Exactly as written, please set down all of the entries again, with no pictures.
— Begin MATERIAL FOR THIS TASK —
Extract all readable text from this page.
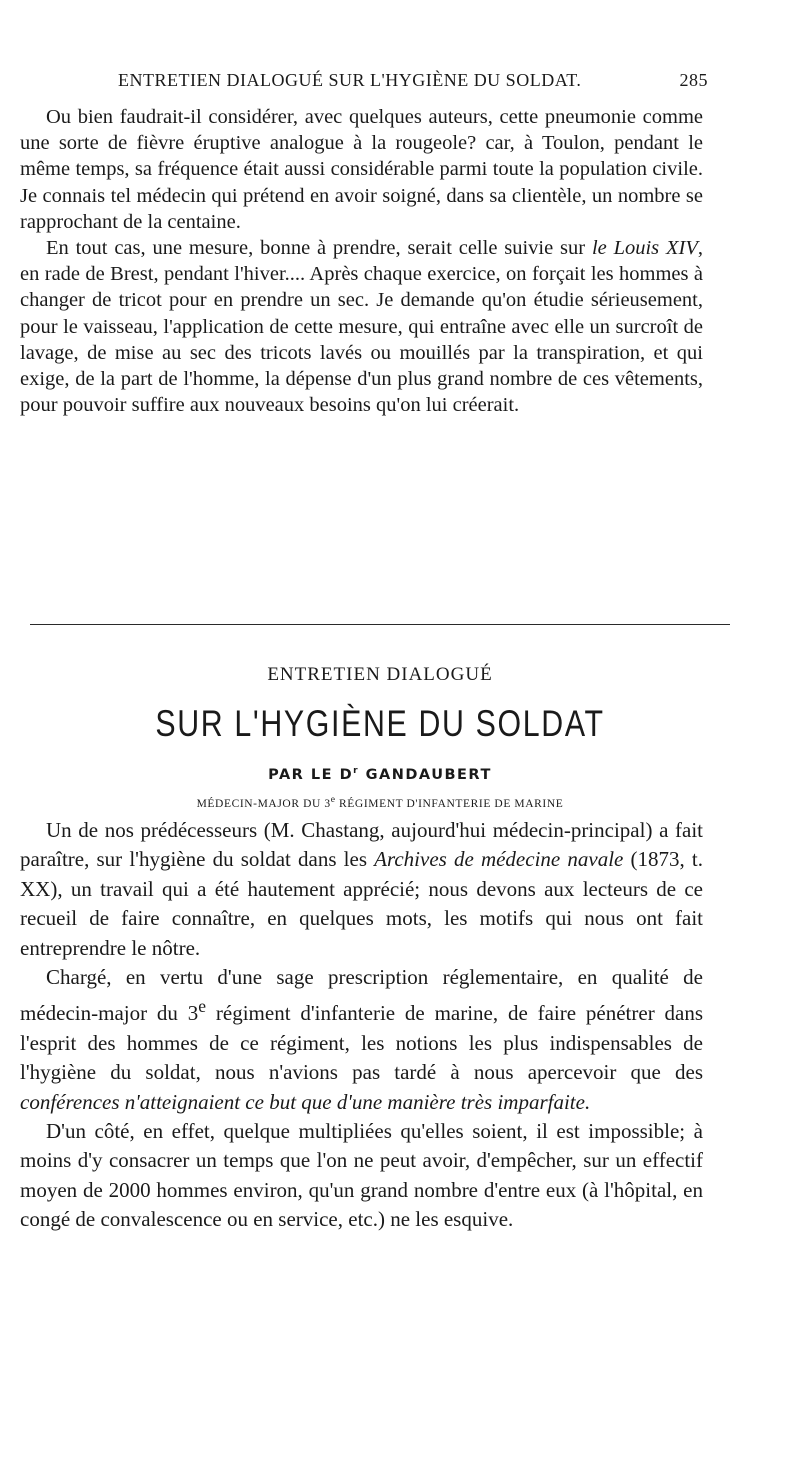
ENTRETIEN DIALOGUÉ SUR L'HYGIÈNE DU SOLDAT.	285

Ou bien faudrait-il considérer, avec quelques auteurs, cette pneumonie comme une sorte de fièvre éruptive analogue à la rougeole? car, à Toulon, pendant le même temps, sa fréquence était aussi considérable parmi toute la population civile. Je connais tel médecin qui prétend en avoir soigné, dans sa clientèle, un nombre se rapprochant de la centaine.

En tout cas, une mesure, bonne à prendre, serait celle suivie sur le Louis XIV, en rade de Brest, pendant l'hiver.... Après chaque exercice, on forçait les hommes à changer de tricot pour en prendre un sec. Je demande qu'on étudie sérieusement, pour le vaisseau, l'application de cette mesure, qui entraîne avec elle un surcroît de lavage, de mise au sec des tricots lavés ou mouillés par la transpiration, et qui exige, de la part de l'homme, la dépense d'un plus grand nombre de ces vêtements, pour pouvoir suffire aux nouveaux besoins qu'on lui créerait.

ENTRETIEN DIALOGUÉ
SUR L'HYGIÈNE DU SOLDAT
PAR LE $D^r$ GANDAUBERT
MÉDECIN-MAJOR DU 3e RÉGIMENT D'INFANTERIE DE MARINE

Un de nos prédécesseurs (M. Chastang, aujourd'hui médecin-principal) a fait paraître, sur l'hygiène du soldat dans les Archives de médecine navale (1873, t. XX), un travail qui a été hautement apprécié; nous devons aux lecteurs de ce recueil de faire connaître, en quelques mots, les motifs qui nous ont fait entreprendre le nôtre.

Chargé, en vertu d'une sage prescription réglementaire, en qualité de médecin-major du 3e régiment d'infanterie de marine, de faire pénétrer dans l'esprit des hommes de ce régiment, les notions les plus indispensables de l'hygiène du soldat, nous n'avions pas tardé à nous apercevoir que des conférences n'atteignaient ce but que d'une manière très imparfaite.

D'un côté, en effet, quelque multipliées qu'elles soient, il est impossible; à moins d'y consacrer un temps que l'on ne peut avoir, d'empêcher, sur un effectif moyen de 2000 hommes environ, qu'un grand nombre d'entre eux (à l'hôpital, en congé de convalescence ou en service, etc.) ne les esquive.
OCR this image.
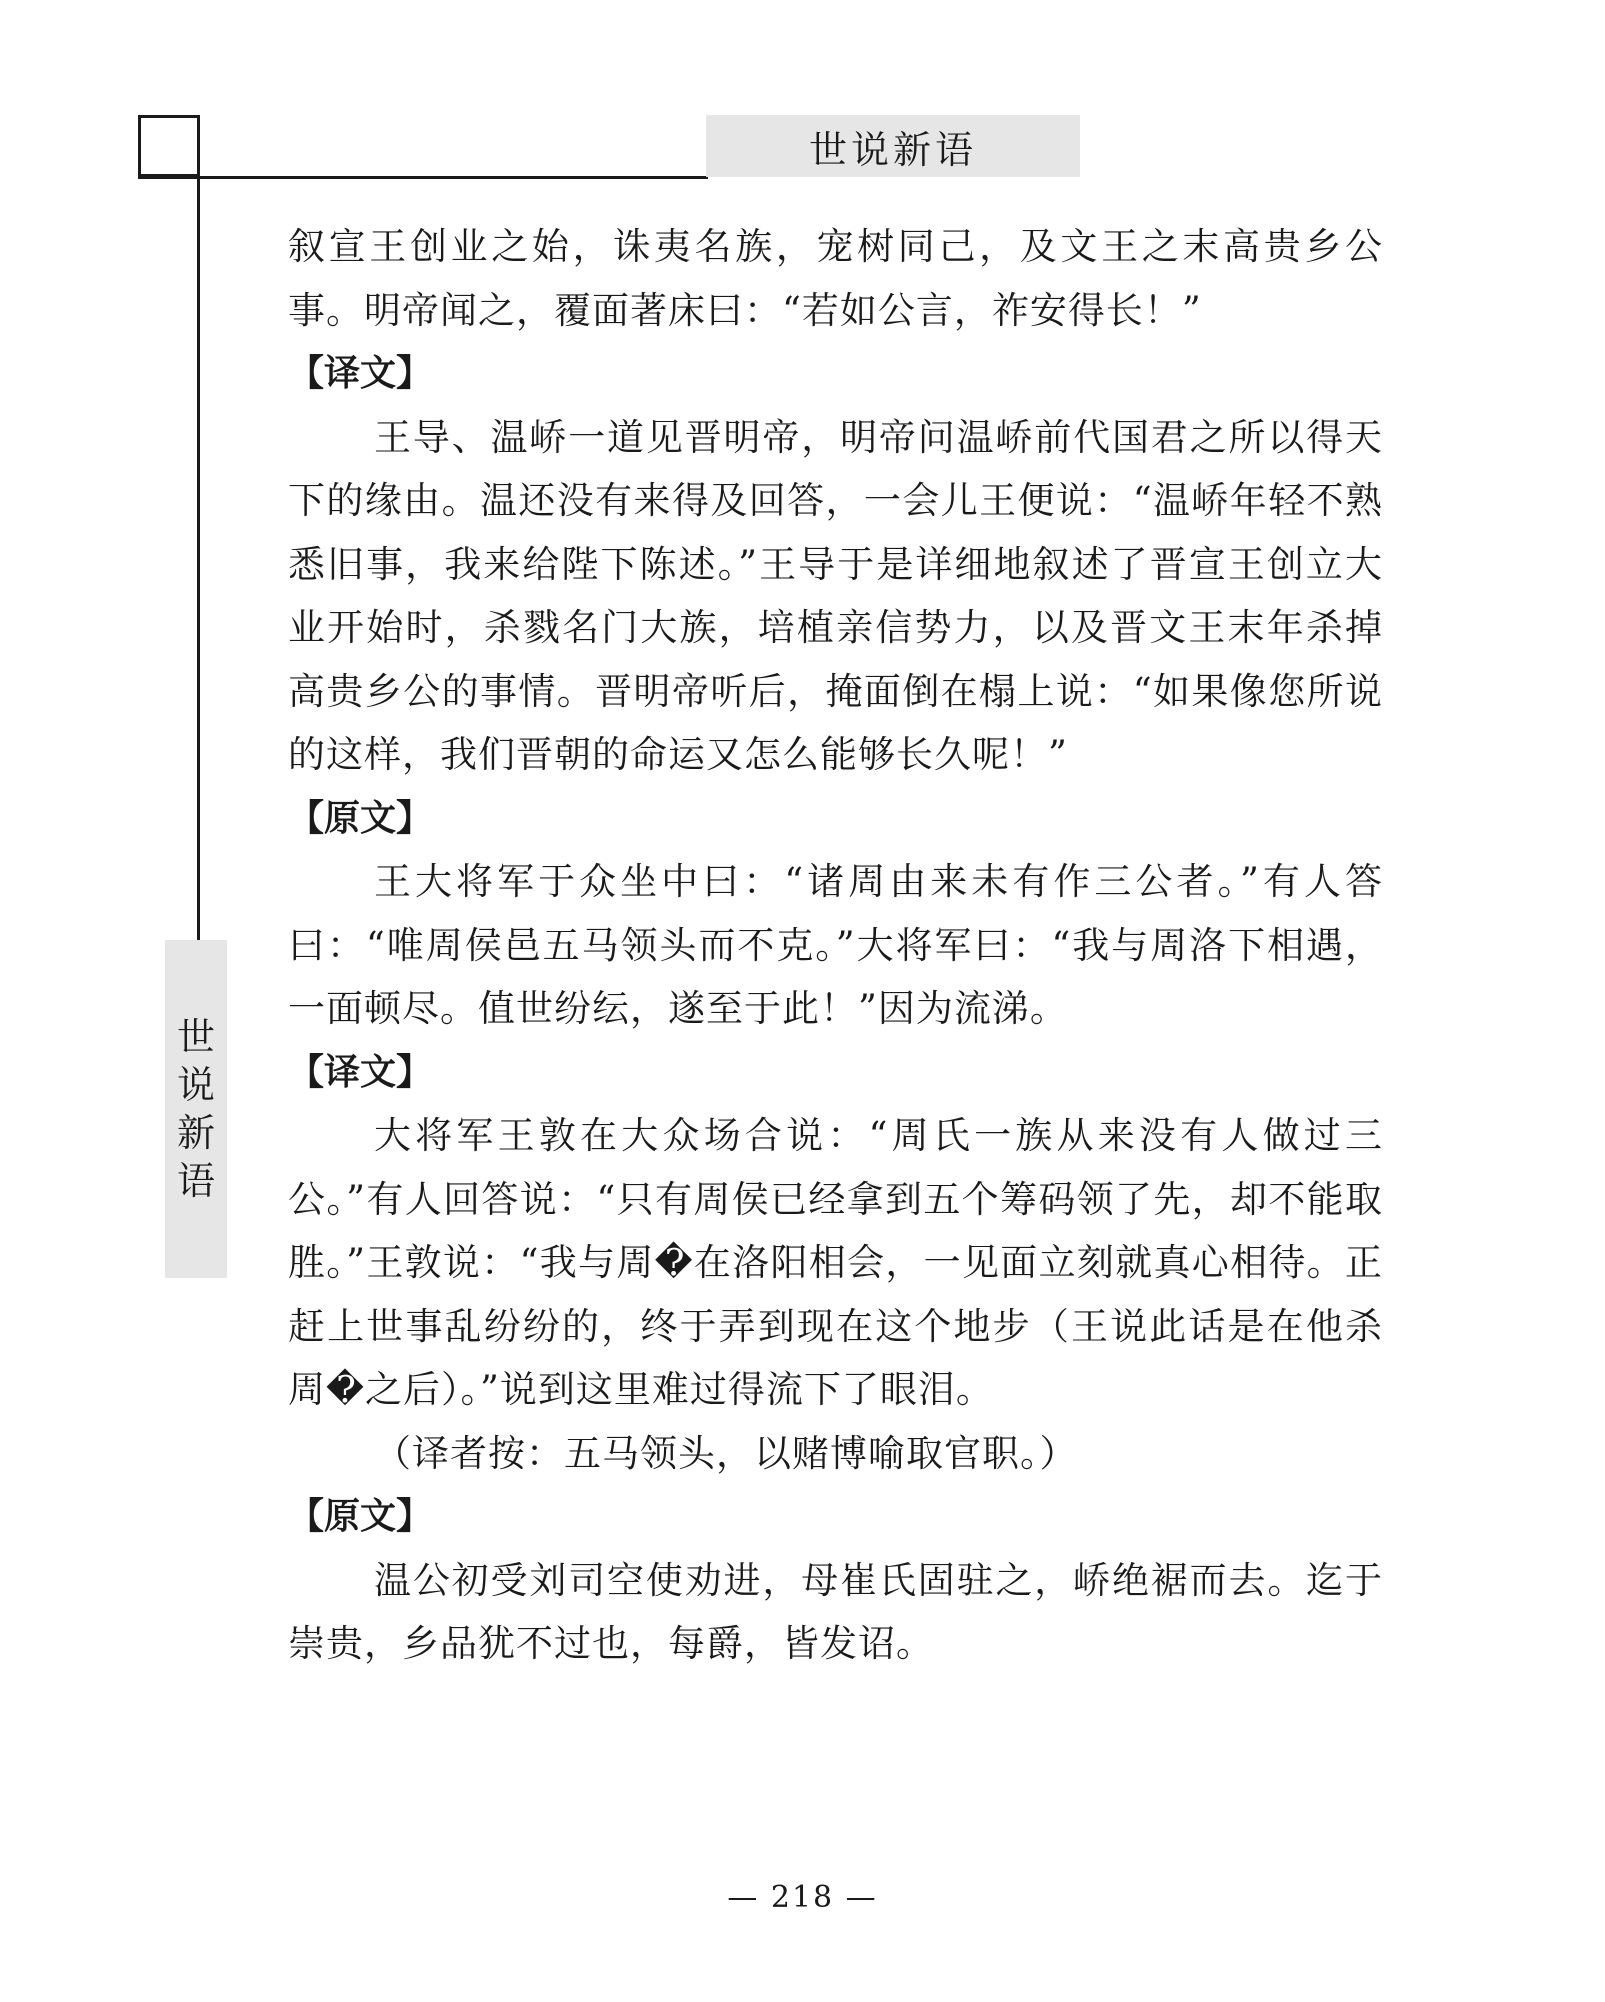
世说新语
世
说
新
语

叙宣王创业之始，诛夷名族，宠树同己，及文王之末高贵乡公事。明帝闻之，覆面著床曰：“若如公言，祚安得长！”

【译文】

王导、温峤一道见晋明帝，明帝问温峤前代国君之所以得天下的缘由。温还没有来得及回答，一会儿王便说：“温峤年轻不熟悉旧事，我来给陛下陈述。”王导于是详细地叙述了晋宣王创立大业开始时，杀戮名门大族，培植亲信势力，以及晋文王末年杀掉高贵乡公的事情。晋明帝听后，掩面倒在榻上说：“如果像您所说的这样，我们晋朝的命运又怎么能够长久呢！”

【原文】

王大将军于众坐中曰：“诸周由来未有作三公者。”有人答曰：“唯周侯邑五马领头而不克。”大将军曰：“我与周洛下相遇，一面顿尽。值世纷纭，遂至于此！”因为流涕。

【译文】

大将军王敦在大众场合说：“周氏一族从来没有人做过三公。”有人回答说：“只有周侯已经拿到五个筹码领了先，却不能取胜。”王敦说：“我与周�在洛阳相会，一见面立刻就真心相待。正赶上世事乱纷纷的，终于弄到现在这个地步（王说此话是在他杀周�之后）。”说到这里难过得流下了眼泪。

（译者按：五马领头，以赌博喻取官职。）

【原文】

温公初受刘司空使劝进，母崔氏固驻之，峤绝裾而去。迄于崇贵，乡品犹不过也，每爵，皆发诏。

— 218 —
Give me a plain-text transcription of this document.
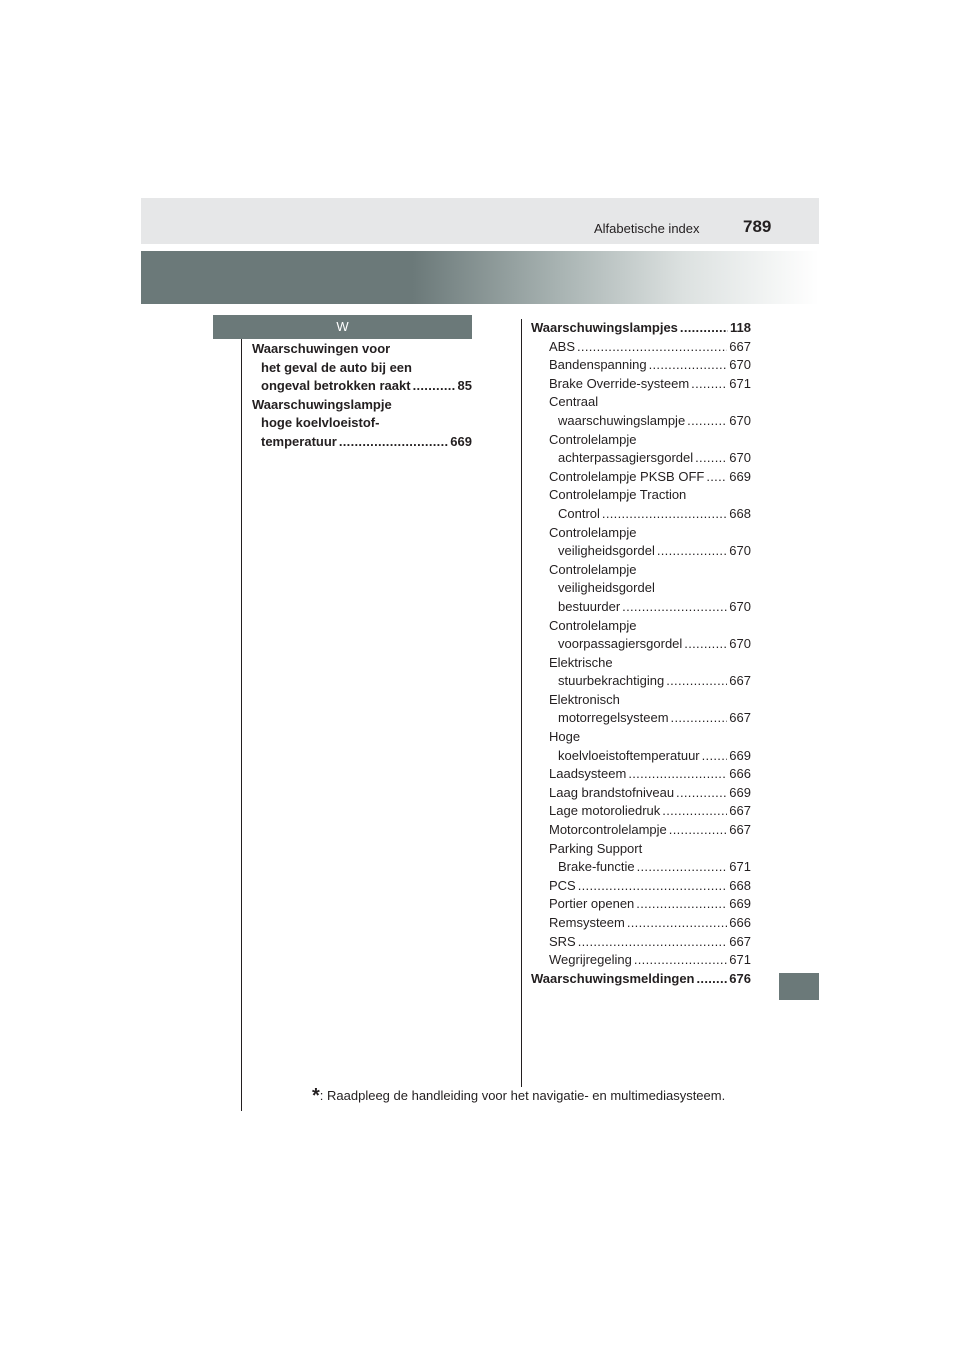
Alfabetische index	789
W
Waarschuwingen voor
het geval de auto bij een
ongeval betrokken raakt .....	85
Waarschuwingslampje
hoge koelvloeistof-
temperatuur .....	669
Waarschuwingslampjes .....	118
ABS .....	667
Bandenspanning .....	670
Brake Override-systeem .....	671
Centraal
waarschuwingslampje .....	670
Controlelampje
achterpassagiersgordel .....	670
Controlelampje PKSB OFF ..... 669
Controlelampje Traction
Control .....	668
Controlelampje
veiligheidsgordel .....	670
Controlelampje
veiligheidsgordel
bestuurder .....	670
Controlelampje
voorpassagiersgordel .....	670
Elektrische
stuurbekrachtiging .....	667
Elektronisch
motorregelsysteem .....	667
Hoge
koelvloeistoftemperatuur ..... 669
Laadsysteem .....	666
Laag brandstofniveau .....	669
Lage motoroliedruk .....	667
Motorcontrolelampje .....	667
Parking Support
Brake-functie .....	671
PCS .....	668
Portier openen .....	669
Remsysteem .....	666
SRS .....	667
Wegrijregeling .....	671
Waarschuwingsmeldingen .....	676
*: Raadpleeg de handleiding voor het navigatie- en multimediasysteem.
— End MATERIAL FOR THIS TASK —
* FINISHED EXERCISE *
Extract all readable text from this page.
ENTRETIEN DIALOGUÉ SUR L'HYGIÈNE DU SOLDAT.	285

Ou bien faudrait-il considérer, avec quelques auteurs, cette pneumonie comme une sorte de fièvre éruptive analogue à la rougeole? car, à Toulon, pendant le même temps, sa fréquence était aussi considérable parmi toute la population civile. Je connais tel médecin qui prétend en avoir soigné, dans sa clientèle, un nombre se rapprochant de la centaine.

En tout cas, une mesure, bonne à prendre, serait celle suivie sur le Louis XIV, en rade de Brest, pendant l'hiver.... Après chaque exercice, on forçait les hommes à changer de tricot pour en prendre un sec. Je demande qu'on étudie sérieusement, pour le vaisseau, l'application de cette mesure, qui entraîne avec elle un surcroît de lavage, de mise au sec des tricots lavés ou mouillés par la transpiration, et qui exige, de la part de l'homme, la dépense d'un plus grand nombre de ces vêtements, pour pouvoir suffire aux nouveaux besoins qu'on lui créerait.

ENTRETIEN DIALOGUÉ
SUR L'HYGIÈNE DU SOLDAT
PAR LE $D^r$ GANDAUBERT
MÉDECIN-MAJOR DU 3e RÉGIMENT D'INFANTERIE DE MARINE

Un de nos prédécesseurs (M. Chastang, aujourd'hui médecin-principal) a fait paraître, sur l'hygiène du soldat dans les Archives de médecine navale (1873, t. XX), un travail qui a été hautement apprécié; nous devons aux lecteurs de ce recueil de faire connaître, en quelques mots, les motifs qui nous ont fait entreprendre le nôtre.

Chargé, en vertu d'une sage prescription réglementaire, en qualité de médecin-major du 3e régiment d'infanterie de marine, de faire pénétrer dans l'esprit des hommes de ce régiment, les notions les plus indispensables de l'hygiène du soldat, nous n'avions pas tardé à nous apercevoir que des conférences n'atteignaient ce but que d'une manière très imparfaite.

D'un côté, en effet, quelque multipliées qu'elles soient, il est impossible; à moins d'y consacrer un temps que l'on ne peut avoir, d'empêcher, sur un effectif moyen de 2000 hommes environ, qu'un grand nombre d'entre eux (à l'hôpital, en congé de convalescence ou en service, etc.) ne les esquive.
OCR this image.
世说新语
世
说
新
语

叙宣王创业之始，诛夷名族，宠树同己，及文王之末高贵乡公事。明帝闻之，覆面著床曰：“若如公言，祚安得长！”

【译文】

王导、温峤一道见晋明帝，明帝问温峤前代国君之所以得天下的缘由。温还没有来得及回答，一会儿王便说：“温峤年轻不熟悉旧事，我来给陛下陈述。”王导于是详细地叙述了晋宣王创立大业开始时，杀戮名门大族，培植亲信势力，以及晋文王末年杀掉高贵乡公的事情。晋明帝听后，掩面倒在榻上说：“如果像您所说的这样，我们晋朝的命运又怎么能够长久呢！”

【原文】

王大将军于众坐中曰：“诸周由来未有作三公者。”有人答曰：“唯周侯邑五马领头而不克。”大将军曰：“我与周洛下相遇，一面顿尽。值世纷纭，遂至于此！”因为流涕。

【译文】

大将军王敦在大众场合说：“周氏一族从来没有人做过三公。”有人回答说：“只有周侯已经拿到五个筹码领了先，却不能取胜。”王敦说：“我与周�在洛阳相会，一见面立刻就真心相待。正赶上世事乱纷纷的，终于弄到现在这个地步（王说此话是在他杀周�之后）。”说到这里难过得流下了眼泪。

（译者按：五马领头，以赌博喻取官职。）

【原文】

温公初受刘司空使劝进，母崔氏固驻之，峤绝裾而去。迄于崇贵，乡品犹不过也，每爵，皆发诏。

— 218 —
Give me a plain-text transcription of this document.
Alfabetische index	789
W
Waarschuwingen voor
het geval de auto bij een
ongeval betrokken raakt .....	85
Waarschuwingslampje
hoge koelvloeistof-
temperatuur .....	669
Waarschuwingslampjes .....	118
ABS .....	667
Bandenspanning .....	670
Brake Override-systeem .....	671
Centraal
waarschuwingslampje .....	670
Controlelampje
achterpassagiersgordel .....	670
Controlelampje PKSB OFF ..... 669
Controlelampje Traction
Control .....	668
Controlelampje
veiligheidsgordel .....	670
Controlelampje
veiligheidsgordel
bestuurder .....	670
Controlelampje
voorpassagiersgordel .....	670
Elektrische
stuurbekrachtiging .....	667
Elektronisch
motorregelsysteem .....	667
Hoge
koelvloeistoftemperatuur ..... 669
Laadsysteem .....	666
Laag brandstofniveau .....	669
Lage motoroliedruk .....	667
Motorcontrolelampje .....	667
Parking Support
Brake-functie .....	671
PCS .....	668
Portier openen .....	669
Remsysteem .....	666
SRS .....	667
Wegrijregeling .....	671
Waarschuwingsmeldingen .....	676
*: Raadpleeg de handleiding voor het navigatie- en multimediasysteem.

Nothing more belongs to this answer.